+++ Records +++
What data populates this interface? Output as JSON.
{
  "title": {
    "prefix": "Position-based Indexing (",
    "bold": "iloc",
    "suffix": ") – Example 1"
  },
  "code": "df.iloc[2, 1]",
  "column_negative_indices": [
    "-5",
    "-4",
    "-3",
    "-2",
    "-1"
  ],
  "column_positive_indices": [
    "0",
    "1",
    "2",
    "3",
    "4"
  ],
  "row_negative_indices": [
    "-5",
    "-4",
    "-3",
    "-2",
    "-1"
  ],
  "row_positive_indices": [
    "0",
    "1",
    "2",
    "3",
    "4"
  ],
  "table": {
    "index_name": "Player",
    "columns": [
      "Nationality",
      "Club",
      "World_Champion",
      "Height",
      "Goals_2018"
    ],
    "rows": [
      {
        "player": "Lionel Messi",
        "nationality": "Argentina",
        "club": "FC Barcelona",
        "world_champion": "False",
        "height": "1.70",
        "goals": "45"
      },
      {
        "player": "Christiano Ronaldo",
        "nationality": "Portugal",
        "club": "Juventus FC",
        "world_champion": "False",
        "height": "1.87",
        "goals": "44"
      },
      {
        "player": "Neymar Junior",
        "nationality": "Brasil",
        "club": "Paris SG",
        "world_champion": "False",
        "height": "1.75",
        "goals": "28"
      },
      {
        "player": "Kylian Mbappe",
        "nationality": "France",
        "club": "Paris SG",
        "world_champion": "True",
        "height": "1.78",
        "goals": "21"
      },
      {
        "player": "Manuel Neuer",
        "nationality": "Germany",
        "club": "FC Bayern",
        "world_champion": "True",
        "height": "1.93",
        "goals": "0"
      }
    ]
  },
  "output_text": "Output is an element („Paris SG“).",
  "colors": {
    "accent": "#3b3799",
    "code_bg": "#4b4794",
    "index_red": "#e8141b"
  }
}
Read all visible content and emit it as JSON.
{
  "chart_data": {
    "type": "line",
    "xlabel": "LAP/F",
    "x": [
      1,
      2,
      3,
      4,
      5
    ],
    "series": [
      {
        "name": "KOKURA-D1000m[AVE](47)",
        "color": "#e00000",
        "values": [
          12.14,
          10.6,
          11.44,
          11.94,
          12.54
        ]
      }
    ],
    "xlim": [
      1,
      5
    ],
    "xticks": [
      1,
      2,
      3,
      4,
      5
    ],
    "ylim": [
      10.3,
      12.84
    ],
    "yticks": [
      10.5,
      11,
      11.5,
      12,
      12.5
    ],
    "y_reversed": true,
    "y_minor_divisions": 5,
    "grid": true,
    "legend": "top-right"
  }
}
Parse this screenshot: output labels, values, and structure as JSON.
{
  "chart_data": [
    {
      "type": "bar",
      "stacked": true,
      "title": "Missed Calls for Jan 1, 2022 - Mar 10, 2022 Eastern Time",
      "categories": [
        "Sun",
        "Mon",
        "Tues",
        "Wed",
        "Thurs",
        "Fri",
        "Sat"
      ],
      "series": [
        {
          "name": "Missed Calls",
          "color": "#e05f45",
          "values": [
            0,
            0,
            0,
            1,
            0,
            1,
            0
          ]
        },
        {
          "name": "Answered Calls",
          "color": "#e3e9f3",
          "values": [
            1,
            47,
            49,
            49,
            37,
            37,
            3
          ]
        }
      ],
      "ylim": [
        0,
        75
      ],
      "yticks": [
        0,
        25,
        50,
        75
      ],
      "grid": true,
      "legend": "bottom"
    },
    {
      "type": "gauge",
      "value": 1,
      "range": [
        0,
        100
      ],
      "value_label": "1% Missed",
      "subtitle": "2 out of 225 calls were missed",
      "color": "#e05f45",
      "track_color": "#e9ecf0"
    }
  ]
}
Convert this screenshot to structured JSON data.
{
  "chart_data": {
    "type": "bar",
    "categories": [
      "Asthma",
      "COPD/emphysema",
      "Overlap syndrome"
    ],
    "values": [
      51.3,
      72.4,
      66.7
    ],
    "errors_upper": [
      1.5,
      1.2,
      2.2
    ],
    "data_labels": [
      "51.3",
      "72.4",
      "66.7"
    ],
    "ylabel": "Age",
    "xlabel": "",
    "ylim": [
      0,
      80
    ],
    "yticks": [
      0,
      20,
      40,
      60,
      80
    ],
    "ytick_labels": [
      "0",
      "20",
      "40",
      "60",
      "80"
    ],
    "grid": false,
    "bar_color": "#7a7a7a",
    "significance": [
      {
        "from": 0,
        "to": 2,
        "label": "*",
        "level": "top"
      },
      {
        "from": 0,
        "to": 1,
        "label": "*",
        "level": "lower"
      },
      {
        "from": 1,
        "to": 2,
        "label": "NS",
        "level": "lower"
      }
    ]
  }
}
+++
Your goal >> Print the complete listing again, exactly as it stands.

The solution >>
What data populates this interface? Output as JSON.
{
  "title": {
    "prefix": "Position-based Indexing (",
    "bold": "iloc",
    "suffix": ") – Example 1"
  },
  "code": "df.iloc[2, 1]",
  "column_negative_indices": [
    "-5",
    "-4",
    "-3",
    "-2",
    "-1"
  ],
  "column_positive_indices": [
    "0",
    "1",
    "2",
    "3",
    "4"
  ],
  "row_negative_indices": [
    "-5",
    "-4",
    "-3",
    "-2",
    "-1"
  ],
  "row_positive_indices": [
    "0",
    "1",
    "2",
    "3",
    "4"
  ],
  "table": {
    "index_name": "Player",
    "columns": [
      "Nationality",
      "Club",
      "World_Champion",
      "Height",
      "Goals_2018"
    ],
    "rows": [
      {
        "player": "Lionel Messi",
        "nationality": "Argentina",
        "club": "FC Barcelona",
        "world_champion": "False",
        "height": "1.70",
        "goals": "45"
      },
      {
        "player": "Christiano Ronaldo",
        "nationality": "Portugal",
        "club": "Juventus FC",
        "world_champion": "False",
        "height": "1.87",
        "goals": "44"
      },
      {
        "player": "Neymar Junior",
        "nationality": "Brasil",
        "club": "Paris SG",
        "world_champion": "False",
        "height": "1.75",
        "goals": "28"
      },
      {
        "player": "Kylian Mbappe",
        "nationality": "France",
        "club": "Paris SG",
        "world_champion": "True",
        "height": "1.78",
        "goals": "21"
      },
      {
        "player": "Manuel Neuer",
        "nationality": "Germany",
        "club": "FC Bayern",
        "world_champion": "True",
        "height": "1.93",
        "goals": "0"
      }
    ]
  },
  "output_text": "Output is an element („Paris SG“).",
  "colors": {
    "accent": "#3b3799",
    "code_bg": "#4b4794",
    "index_red": "#e8141b"
  }
}
Read all visible content and emit it as JSON.
{
  "chart_data": {
    "type": "line",
    "xlabel": "LAP/F",
    "x": [
      1,
      2,
      3,
      4,
      5
    ],
    "series": [
      {
        "name": "KOKURA-D1000m[AVE](47)",
        "color": "#e00000",
        "values": [
          12.14,
          10.6,
          11.44,
          11.94,
          12.54
        ]
      }
    ],
    "xlim": [
      1,
      5
    ],
    "xticks": [
      1,
      2,
      3,
      4,
      5
    ],
    "ylim": [
      10.3,
      12.84
    ],
    "yticks": [
      10.5,
      11,
      11.5,
      12,
      12.5
    ],
    "y_reversed": true,
    "y_minor_divisions": 5,
    "grid": true,
    "legend": "top-right"
  }
}
Parse this screenshot: output labels, values, and structure as JSON.
{
  "chart_data": [
    {
      "type": "bar",
      "stacked": true,
      "title": "Missed Calls for Jan 1, 2022 - Mar 10, 2022 Eastern Time",
      "categories": [
        "Sun",
        "Mon",
        "Tues",
        "Wed",
        "Thurs",
        "Fri",
        "Sat"
      ],
      "series": [
        {
          "name": "Missed Calls",
          "color": "#e05f45",
          "values": [
            0,
            0,
            0,
            1,
            0,
            1,
            0
          ]
        },
        {
          "name": "Answered Calls",
          "color": "#e3e9f3",
          "values": [
            1,
            47,
            49,
            49,
            37,
            37,
            3
          ]
        }
      ],
      "ylim": [
        0,
        75
      ],
      "yticks": [
        0,
        25,
        50,
        75
      ],
      "grid": true,
      "legend": "bottom"
    },
    {
      "type": "gauge",
      "value": 1,
      "range": [
        0,
        100
      ],
      "value_label": "1% Missed",
      "subtitle": "2 out of 225 calls were missed",
      "color": "#e05f45",
      "track_color": "#e9ecf0"
    }
  ]
}
Convert this screenshot to structured JSON data.
{
  "chart_data": {
    "type": "bar",
    "categories": [
      "Asthma",
      "COPD/emphysema",
      "Overlap syndrome"
    ],
    "values": [
      51.3,
      72.4,
      66.7
    ],
    "errors_upper": [
      1.5,
      1.2,
      2.2
    ],
    "data_labels": [
      "51.3",
      "72.4",
      "66.7"
    ],
    "ylabel": "Age",
    "xlabel": "",
    "ylim": [
      0,
      80
    ],
    "yticks": [
      0,
      20,
      40,
      60,
      80
    ],
    "ytick_labels": [
      "0",
      "20",
      "40",
      "60",
      "80"
    ],
    "grid": false,
    "bar_color": "#7a7a7a",
    "significance": [
      {
        "from": 0,
        "to": 2,
        "label": "*",
        "level": "top"
      },
      {
        "from": 0,
        "to": 1,
        "label": "*",
        "level": "lower"
      },
      {
        "from": 1,
        "to": 2,
        "label": "NS",
        "level": "lower"
      }
    ]
  }
}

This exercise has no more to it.